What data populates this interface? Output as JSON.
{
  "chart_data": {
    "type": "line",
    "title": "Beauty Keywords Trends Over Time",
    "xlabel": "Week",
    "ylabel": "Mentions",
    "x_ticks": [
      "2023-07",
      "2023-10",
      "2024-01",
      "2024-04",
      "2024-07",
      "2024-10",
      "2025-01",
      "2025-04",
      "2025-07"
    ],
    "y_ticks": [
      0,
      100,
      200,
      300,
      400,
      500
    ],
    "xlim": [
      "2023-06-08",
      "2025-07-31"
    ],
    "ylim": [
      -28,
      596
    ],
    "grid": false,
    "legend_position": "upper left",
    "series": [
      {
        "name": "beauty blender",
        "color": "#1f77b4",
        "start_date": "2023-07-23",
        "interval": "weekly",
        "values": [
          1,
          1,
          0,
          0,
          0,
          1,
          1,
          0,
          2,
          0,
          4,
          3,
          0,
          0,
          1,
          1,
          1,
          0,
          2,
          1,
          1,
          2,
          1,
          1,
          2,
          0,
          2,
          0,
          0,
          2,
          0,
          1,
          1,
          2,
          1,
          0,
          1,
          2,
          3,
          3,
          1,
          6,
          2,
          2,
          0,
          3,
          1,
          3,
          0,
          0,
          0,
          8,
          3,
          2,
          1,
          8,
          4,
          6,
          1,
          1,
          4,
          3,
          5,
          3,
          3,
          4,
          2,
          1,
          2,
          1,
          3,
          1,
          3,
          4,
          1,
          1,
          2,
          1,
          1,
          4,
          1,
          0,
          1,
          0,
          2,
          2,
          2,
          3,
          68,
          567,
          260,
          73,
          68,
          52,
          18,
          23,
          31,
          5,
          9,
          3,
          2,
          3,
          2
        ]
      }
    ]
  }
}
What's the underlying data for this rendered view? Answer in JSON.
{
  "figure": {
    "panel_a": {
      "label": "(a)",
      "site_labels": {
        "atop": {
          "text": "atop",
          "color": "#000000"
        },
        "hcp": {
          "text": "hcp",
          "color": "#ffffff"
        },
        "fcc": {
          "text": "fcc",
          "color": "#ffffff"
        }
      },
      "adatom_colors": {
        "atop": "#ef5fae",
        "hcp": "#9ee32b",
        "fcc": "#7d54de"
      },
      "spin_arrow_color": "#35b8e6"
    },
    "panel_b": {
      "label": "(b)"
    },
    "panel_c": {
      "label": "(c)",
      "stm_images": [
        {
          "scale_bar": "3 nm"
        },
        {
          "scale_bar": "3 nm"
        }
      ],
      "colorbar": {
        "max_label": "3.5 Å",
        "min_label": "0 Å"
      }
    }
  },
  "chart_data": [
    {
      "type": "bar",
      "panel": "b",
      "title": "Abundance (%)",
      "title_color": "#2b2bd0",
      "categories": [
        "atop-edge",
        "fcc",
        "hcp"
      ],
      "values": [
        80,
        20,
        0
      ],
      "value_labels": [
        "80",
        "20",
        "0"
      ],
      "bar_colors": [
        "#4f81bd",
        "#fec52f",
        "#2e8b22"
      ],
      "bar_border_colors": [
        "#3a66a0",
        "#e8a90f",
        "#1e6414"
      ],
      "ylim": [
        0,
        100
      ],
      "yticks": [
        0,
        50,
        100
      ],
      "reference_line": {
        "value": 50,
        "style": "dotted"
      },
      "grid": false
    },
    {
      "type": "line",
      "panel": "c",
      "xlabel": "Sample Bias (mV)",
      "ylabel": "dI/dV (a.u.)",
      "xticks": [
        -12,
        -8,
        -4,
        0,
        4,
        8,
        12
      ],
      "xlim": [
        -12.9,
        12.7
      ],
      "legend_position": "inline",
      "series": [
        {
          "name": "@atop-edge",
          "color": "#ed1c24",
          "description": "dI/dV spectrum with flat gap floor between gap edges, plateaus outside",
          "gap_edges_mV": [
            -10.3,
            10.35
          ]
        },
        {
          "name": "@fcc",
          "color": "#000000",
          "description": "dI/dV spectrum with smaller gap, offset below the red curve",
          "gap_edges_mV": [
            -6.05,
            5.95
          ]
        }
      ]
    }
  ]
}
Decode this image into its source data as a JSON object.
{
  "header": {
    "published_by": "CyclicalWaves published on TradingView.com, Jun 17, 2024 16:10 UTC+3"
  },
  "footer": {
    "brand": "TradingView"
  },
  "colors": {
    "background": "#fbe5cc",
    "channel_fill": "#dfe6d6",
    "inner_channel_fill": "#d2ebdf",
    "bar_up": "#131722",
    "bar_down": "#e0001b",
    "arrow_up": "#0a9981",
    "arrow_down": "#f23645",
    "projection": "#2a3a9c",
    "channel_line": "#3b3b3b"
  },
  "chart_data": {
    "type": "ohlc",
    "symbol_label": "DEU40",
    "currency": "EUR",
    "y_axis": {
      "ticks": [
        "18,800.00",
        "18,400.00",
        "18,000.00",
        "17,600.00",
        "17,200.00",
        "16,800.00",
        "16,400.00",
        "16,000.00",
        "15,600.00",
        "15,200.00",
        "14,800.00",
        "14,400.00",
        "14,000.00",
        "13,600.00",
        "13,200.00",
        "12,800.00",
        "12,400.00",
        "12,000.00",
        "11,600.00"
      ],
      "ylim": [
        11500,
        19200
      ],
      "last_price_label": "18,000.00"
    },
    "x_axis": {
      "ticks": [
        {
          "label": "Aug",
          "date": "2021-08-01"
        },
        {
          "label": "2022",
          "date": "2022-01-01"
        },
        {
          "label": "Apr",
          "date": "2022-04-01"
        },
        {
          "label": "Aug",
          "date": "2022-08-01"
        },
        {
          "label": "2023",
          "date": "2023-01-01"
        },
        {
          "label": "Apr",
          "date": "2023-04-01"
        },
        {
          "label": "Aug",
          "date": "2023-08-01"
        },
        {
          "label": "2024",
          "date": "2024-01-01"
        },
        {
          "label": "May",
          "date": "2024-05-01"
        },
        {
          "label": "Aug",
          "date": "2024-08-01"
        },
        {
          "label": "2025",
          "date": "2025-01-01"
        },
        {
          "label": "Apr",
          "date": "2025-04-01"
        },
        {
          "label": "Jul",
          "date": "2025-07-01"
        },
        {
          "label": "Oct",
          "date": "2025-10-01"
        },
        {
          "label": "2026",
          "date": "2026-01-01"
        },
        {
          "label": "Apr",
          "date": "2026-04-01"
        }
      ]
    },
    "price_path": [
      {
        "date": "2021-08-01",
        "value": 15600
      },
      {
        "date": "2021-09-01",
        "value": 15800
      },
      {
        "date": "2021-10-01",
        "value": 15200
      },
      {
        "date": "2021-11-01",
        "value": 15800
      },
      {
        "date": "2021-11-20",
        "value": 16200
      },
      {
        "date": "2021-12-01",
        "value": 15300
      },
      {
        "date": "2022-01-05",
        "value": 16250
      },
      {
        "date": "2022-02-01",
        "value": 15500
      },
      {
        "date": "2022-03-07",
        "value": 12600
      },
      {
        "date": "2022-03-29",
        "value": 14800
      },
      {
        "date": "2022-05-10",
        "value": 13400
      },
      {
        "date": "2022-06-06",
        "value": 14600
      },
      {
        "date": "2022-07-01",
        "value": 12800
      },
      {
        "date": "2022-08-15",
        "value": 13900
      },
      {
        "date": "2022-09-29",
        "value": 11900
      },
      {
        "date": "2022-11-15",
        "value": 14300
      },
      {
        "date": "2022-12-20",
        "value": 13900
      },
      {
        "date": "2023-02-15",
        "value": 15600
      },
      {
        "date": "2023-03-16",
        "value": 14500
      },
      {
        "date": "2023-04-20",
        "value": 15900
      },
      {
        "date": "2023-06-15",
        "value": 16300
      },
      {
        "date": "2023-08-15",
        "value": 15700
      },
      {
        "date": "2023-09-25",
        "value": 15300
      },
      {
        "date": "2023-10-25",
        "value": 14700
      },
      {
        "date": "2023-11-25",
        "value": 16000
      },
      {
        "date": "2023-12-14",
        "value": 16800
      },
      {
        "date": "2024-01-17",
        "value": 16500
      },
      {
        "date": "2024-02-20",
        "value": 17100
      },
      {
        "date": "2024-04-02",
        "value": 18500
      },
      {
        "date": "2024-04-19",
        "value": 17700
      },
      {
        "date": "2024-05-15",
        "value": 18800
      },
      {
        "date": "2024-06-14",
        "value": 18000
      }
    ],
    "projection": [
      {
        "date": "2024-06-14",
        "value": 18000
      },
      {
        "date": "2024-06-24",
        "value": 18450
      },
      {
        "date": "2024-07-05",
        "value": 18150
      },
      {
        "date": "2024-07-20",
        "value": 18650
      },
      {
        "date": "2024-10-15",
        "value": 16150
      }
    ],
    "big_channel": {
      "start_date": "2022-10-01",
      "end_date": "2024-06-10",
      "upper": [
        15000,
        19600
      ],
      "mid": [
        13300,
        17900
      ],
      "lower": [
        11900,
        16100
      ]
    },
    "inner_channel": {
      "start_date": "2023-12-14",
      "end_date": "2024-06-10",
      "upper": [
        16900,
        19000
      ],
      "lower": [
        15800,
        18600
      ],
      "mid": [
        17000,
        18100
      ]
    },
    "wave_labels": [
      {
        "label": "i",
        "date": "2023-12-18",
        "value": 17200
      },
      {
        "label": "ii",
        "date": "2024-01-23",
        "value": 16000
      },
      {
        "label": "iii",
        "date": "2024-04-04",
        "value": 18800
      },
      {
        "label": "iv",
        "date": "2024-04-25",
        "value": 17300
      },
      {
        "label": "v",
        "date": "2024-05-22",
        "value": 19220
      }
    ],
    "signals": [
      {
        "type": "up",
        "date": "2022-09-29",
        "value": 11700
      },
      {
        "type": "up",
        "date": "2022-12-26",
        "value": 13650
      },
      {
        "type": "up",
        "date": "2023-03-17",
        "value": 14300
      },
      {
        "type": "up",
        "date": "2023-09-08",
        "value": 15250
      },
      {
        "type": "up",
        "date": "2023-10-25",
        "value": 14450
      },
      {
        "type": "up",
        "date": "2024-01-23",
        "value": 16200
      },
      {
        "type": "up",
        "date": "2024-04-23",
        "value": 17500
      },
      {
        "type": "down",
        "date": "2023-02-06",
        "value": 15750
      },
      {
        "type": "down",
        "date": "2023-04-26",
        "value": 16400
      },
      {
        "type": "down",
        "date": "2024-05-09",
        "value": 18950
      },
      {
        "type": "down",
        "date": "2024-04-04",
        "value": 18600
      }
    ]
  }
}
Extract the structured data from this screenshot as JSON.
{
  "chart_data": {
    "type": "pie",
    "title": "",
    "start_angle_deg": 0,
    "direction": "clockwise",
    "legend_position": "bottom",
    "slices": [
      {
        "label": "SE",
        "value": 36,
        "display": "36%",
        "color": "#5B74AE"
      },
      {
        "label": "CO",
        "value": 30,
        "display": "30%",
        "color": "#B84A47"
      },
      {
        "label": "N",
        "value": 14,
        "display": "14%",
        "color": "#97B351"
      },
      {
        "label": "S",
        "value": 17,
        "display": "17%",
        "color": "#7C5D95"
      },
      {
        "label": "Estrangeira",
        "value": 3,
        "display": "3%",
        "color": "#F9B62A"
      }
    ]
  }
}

- WRITTEN PROBLEM -
Return only the number of lines in the data above that include the word "What".

- WRITTEN ANSWER -
2